YOUR TASK.
Where a line holds the word "Daily", copy that line.

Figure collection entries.

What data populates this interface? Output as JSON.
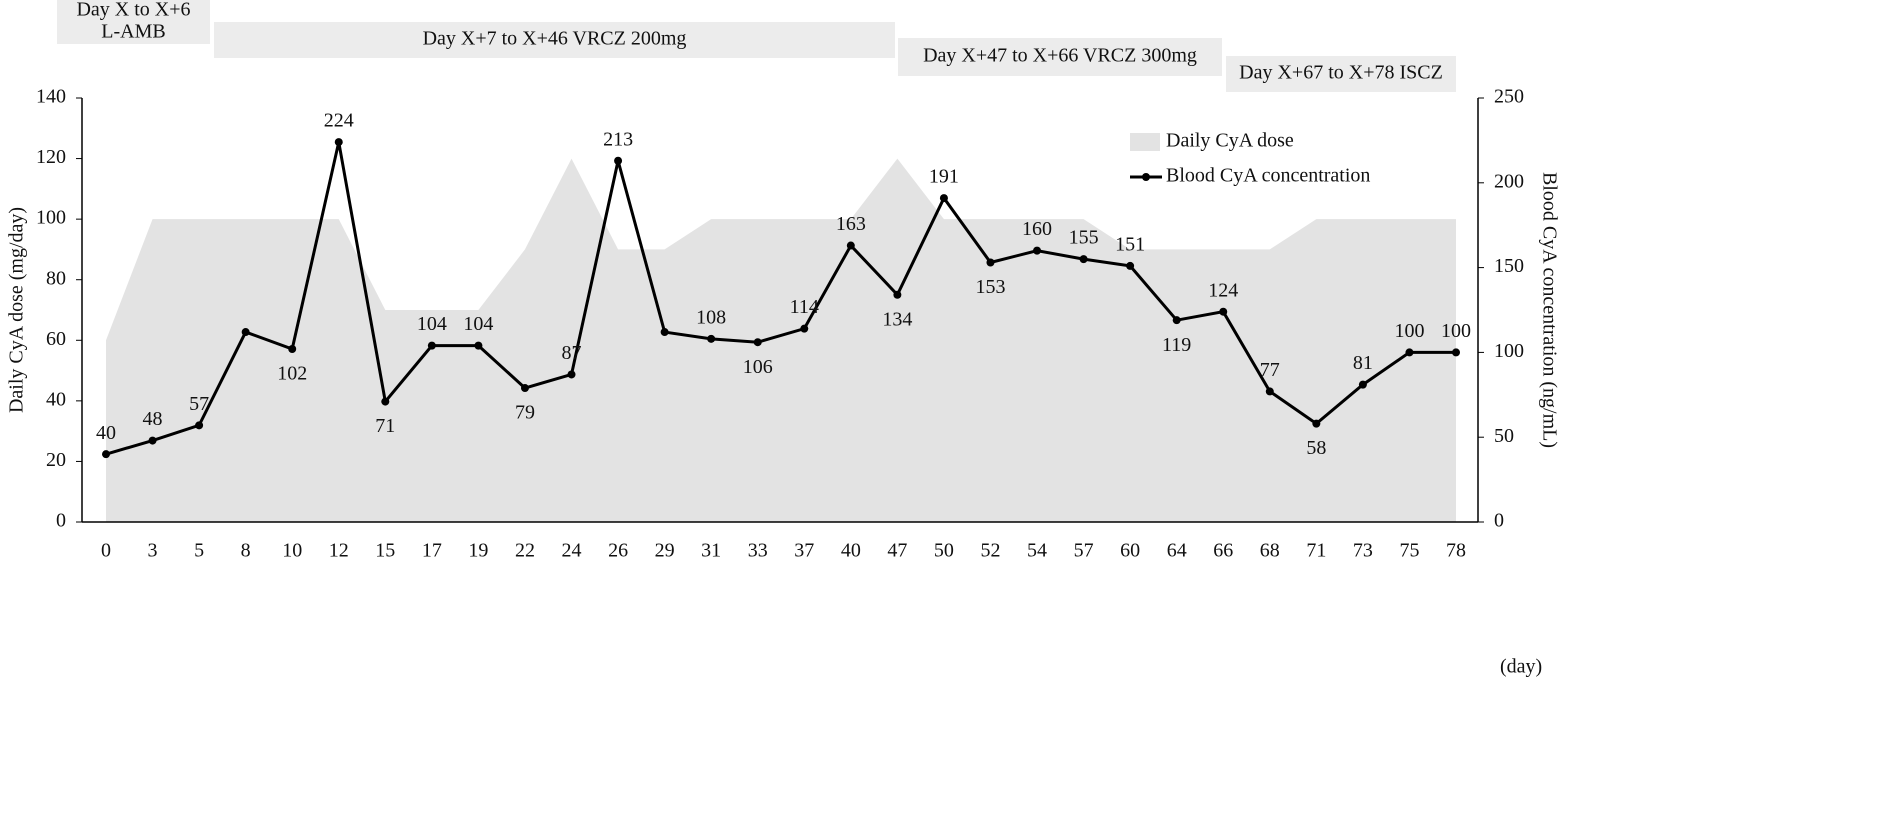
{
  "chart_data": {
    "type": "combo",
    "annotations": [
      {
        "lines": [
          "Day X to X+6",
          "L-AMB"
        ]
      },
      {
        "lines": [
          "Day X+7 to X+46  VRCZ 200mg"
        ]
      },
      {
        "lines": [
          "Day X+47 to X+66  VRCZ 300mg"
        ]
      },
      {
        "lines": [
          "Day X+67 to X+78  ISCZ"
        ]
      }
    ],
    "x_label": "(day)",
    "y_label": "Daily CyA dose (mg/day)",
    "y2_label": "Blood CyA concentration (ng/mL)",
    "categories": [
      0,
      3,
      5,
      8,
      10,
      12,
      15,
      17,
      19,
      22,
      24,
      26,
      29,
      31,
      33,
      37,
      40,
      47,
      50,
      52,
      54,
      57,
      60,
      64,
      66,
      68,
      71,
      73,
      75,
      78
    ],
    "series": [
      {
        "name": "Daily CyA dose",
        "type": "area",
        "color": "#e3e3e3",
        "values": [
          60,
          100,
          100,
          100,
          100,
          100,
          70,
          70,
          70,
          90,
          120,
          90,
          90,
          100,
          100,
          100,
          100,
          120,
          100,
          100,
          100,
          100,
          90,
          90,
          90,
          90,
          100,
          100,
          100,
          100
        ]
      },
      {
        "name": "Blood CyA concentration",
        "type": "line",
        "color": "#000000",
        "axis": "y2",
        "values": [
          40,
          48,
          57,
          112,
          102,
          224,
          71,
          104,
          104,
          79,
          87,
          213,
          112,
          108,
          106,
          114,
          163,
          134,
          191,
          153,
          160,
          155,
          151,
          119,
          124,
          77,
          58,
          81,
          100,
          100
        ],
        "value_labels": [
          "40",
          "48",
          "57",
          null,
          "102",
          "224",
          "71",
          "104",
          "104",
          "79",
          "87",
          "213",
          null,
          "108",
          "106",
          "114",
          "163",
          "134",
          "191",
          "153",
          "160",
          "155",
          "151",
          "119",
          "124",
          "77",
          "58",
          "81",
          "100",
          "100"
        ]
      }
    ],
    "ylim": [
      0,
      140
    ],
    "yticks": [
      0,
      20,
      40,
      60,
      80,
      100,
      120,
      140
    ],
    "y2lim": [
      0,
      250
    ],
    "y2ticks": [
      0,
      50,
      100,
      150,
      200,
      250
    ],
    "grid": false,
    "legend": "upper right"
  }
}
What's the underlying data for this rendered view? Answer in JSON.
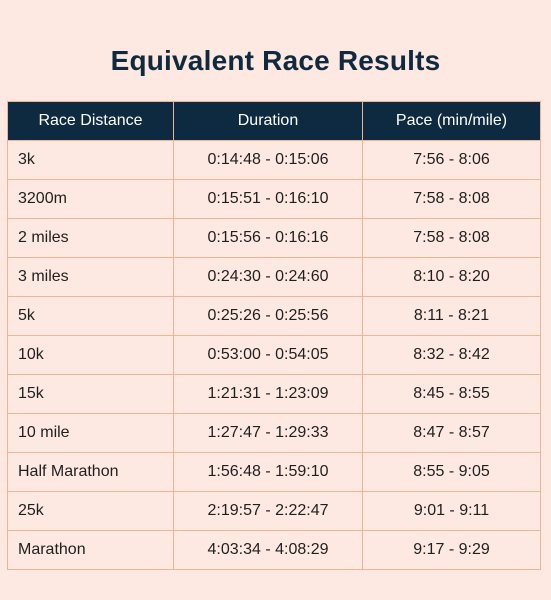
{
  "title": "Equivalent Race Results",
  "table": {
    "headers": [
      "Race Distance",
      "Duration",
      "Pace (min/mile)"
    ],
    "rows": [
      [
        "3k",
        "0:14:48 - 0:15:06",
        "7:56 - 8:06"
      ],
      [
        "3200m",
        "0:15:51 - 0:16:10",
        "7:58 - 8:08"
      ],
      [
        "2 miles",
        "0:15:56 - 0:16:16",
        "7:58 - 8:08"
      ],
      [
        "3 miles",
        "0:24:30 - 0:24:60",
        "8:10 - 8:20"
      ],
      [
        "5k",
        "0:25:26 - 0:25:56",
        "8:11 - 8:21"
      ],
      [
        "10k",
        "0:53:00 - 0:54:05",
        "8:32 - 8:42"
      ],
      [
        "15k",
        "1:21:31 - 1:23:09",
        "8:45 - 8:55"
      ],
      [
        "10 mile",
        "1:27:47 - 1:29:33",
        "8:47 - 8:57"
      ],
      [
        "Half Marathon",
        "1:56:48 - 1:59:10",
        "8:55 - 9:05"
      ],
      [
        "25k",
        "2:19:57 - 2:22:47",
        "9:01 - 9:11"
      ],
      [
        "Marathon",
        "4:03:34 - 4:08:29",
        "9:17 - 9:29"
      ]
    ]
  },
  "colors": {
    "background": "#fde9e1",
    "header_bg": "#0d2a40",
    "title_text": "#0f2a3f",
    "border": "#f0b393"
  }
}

SOLVED PROBLEM.
    "y_label": "Daily CyA dose (mg/day)",
        "name": "Daily CyA dose",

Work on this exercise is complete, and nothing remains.